- WHAT TO WORK ON -
Each line below must be set down exactly; omit any image you find.

— BEGIN —

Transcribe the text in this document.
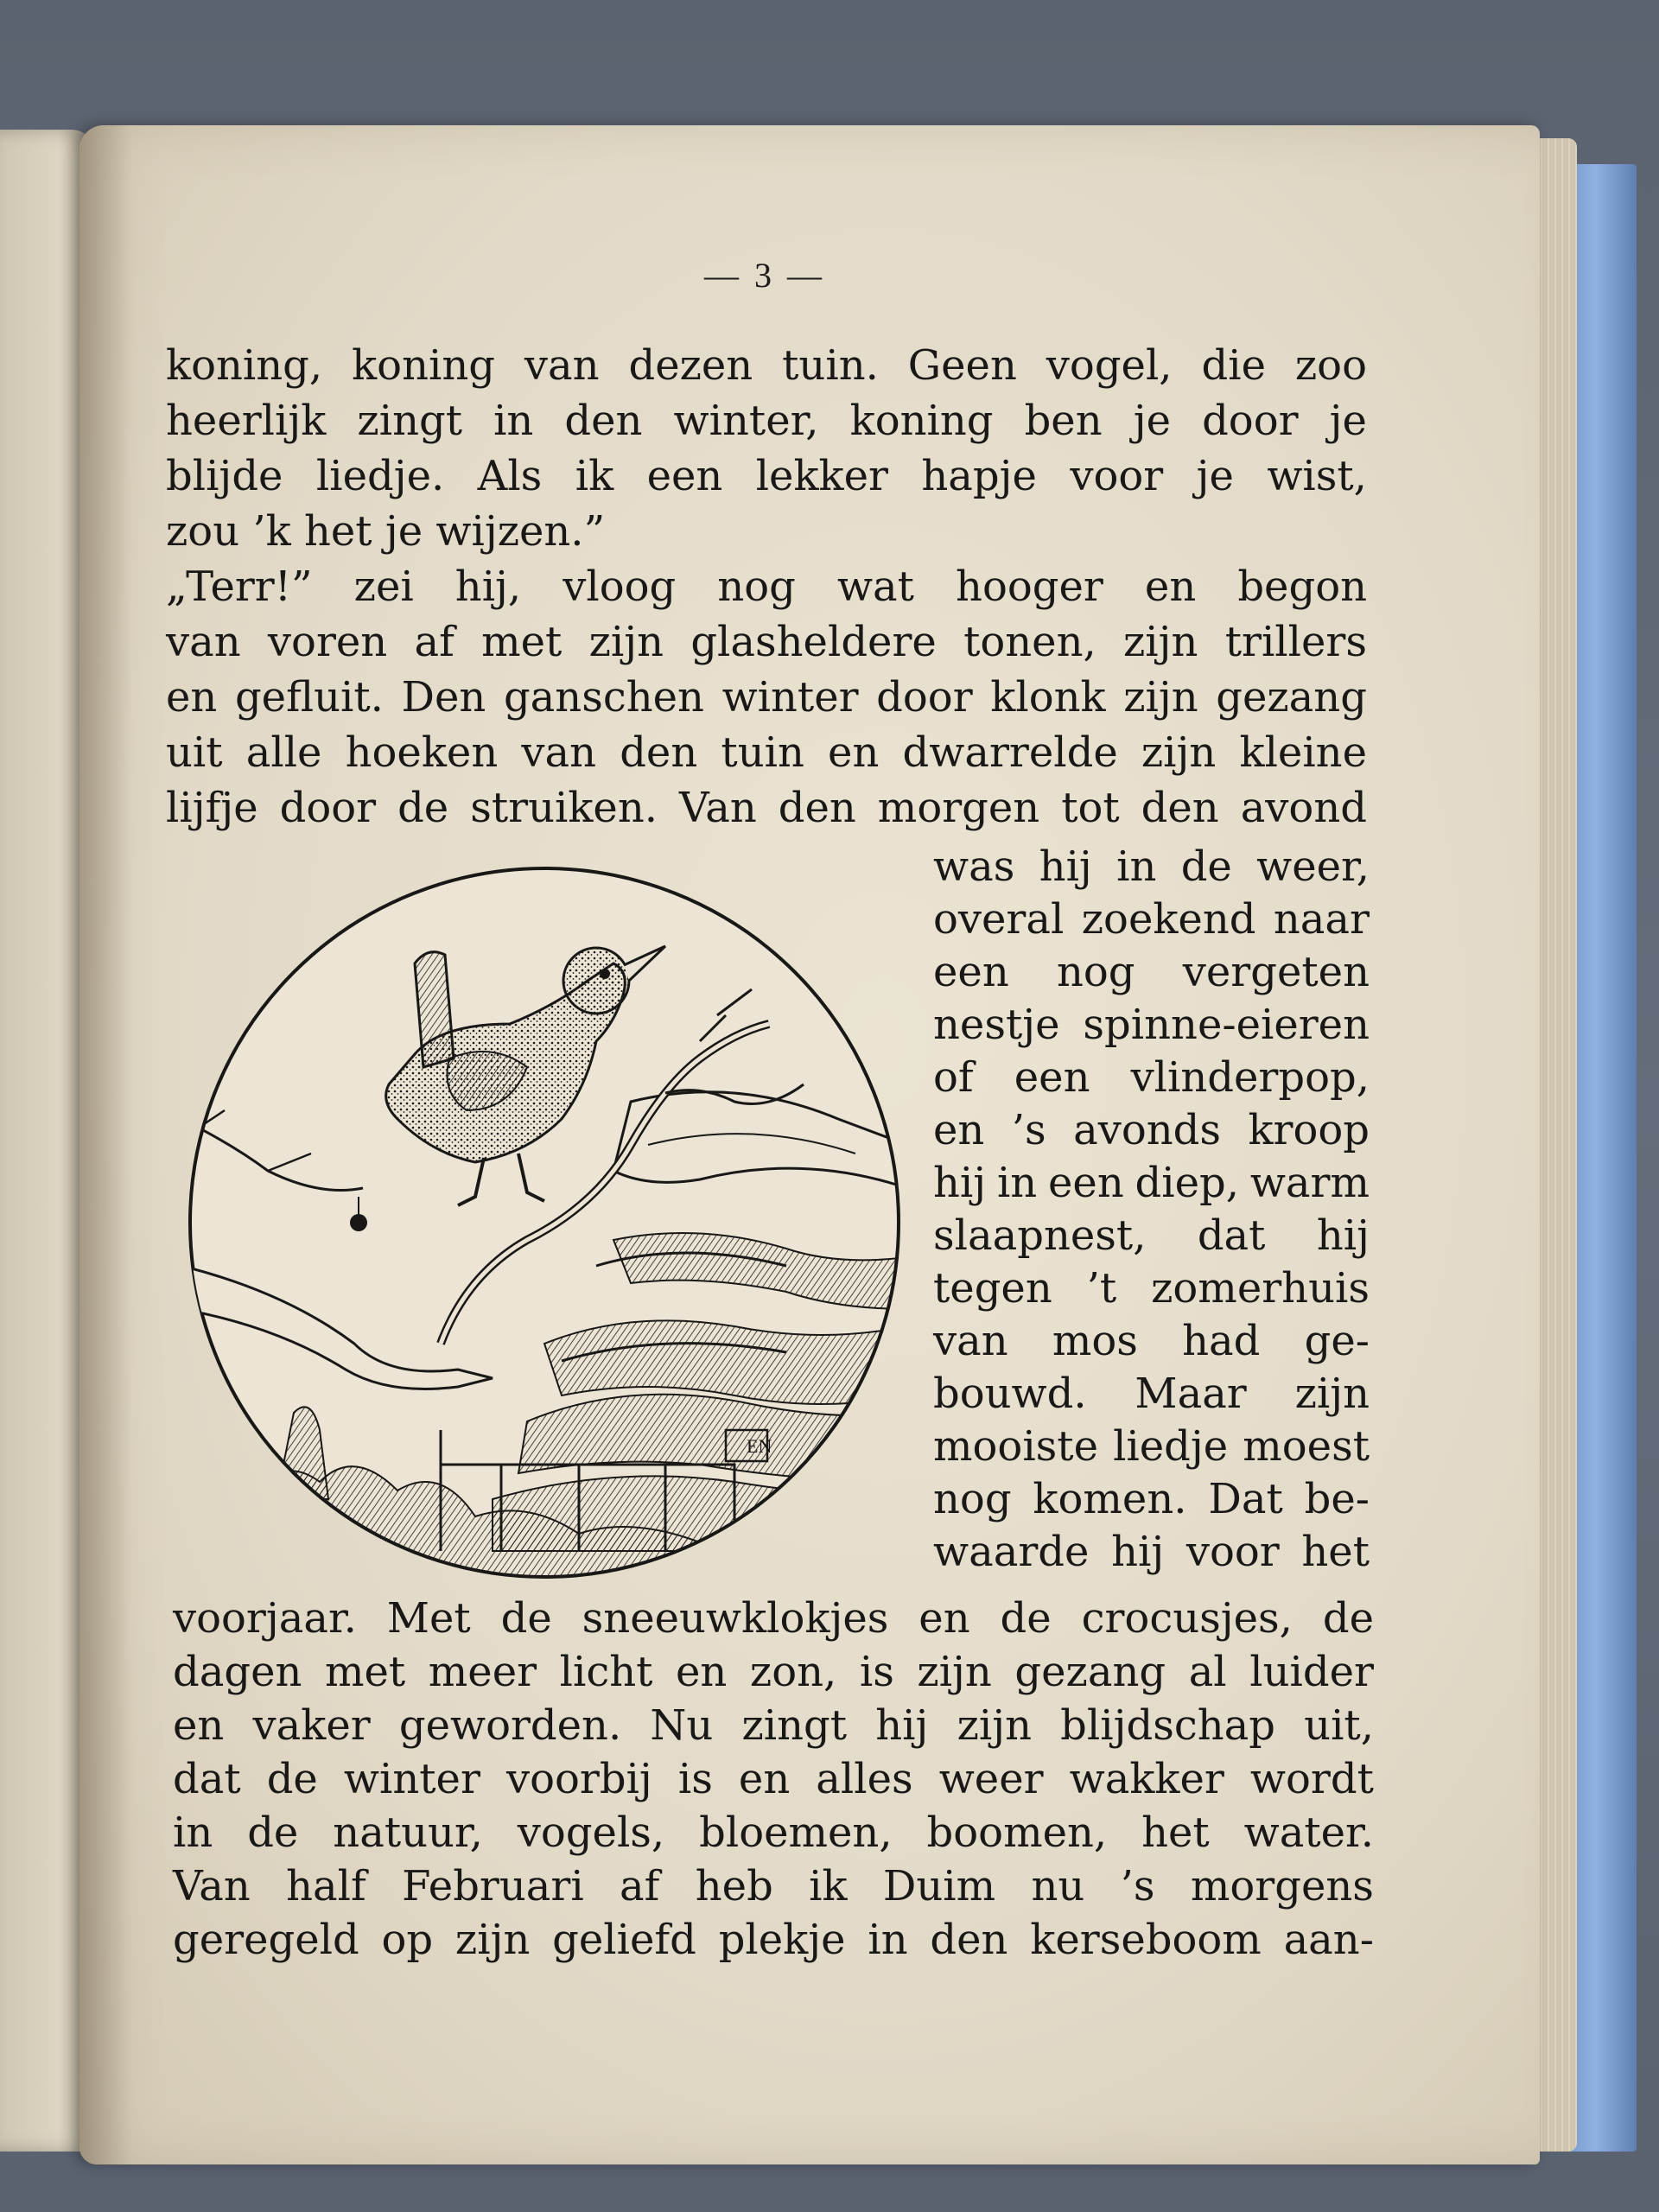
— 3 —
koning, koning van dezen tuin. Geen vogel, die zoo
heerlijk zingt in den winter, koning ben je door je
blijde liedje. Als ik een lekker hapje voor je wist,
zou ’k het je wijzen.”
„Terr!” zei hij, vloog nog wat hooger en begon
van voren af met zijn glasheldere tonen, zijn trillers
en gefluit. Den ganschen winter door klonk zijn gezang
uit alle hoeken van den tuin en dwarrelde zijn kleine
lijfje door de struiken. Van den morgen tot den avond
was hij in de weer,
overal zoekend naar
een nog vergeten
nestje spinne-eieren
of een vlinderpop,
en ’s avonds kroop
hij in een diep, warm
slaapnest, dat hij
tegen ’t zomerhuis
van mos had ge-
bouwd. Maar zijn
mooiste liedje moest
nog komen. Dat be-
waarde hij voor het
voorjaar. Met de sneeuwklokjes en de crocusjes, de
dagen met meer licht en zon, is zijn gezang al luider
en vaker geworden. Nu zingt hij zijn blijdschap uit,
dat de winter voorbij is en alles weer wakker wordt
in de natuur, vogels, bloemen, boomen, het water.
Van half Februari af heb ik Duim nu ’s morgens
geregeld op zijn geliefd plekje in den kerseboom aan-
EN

— END —

- CORRECT ANSWER -
Transcribe the text in this document.
— 3 —
koning, koning van dezen tuin. Geen vogel, die zoo
heerlijk zingt in den winter, koning ben je door je
blijde liedje. Als ik een lekker hapje voor je wist,
zou ’k het je wijzen.”
„Terr!” zei hij, vloog nog wat hooger en begon
van voren af met zijn glasheldere tonen, zijn trillers
en gefluit. Den ganschen winter door klonk zijn gezang
uit alle hoeken van den tuin en dwarrelde zijn kleine
lijfje door de struiken. Van den morgen tot den avond
was hij in de weer,
overal zoekend naar
een nog vergeten
nestje spinne-eieren
of een vlinderpop,
en ’s avonds kroop
hij in een diep, warm
slaapnest, dat hij
tegen ’t zomerhuis
van mos had ge-
bouwd. Maar zijn
mooiste liedje moest
nog komen. Dat be-
waarde hij voor het
voorjaar. Met de sneeuwklokjes en de crocusjes, de
dagen met meer licht en zon, is zijn gezang al luider
en vaker geworden. Nu zingt hij zijn blijdschap uit,
dat de winter voorbij is en alles weer wakker wordt
in de natuur, vogels, bloemen, boomen, het water.
Van half Februari af heb ik Duim nu ’s morgens
geregeld op zijn geliefd plekje in den kerseboom aan-
EN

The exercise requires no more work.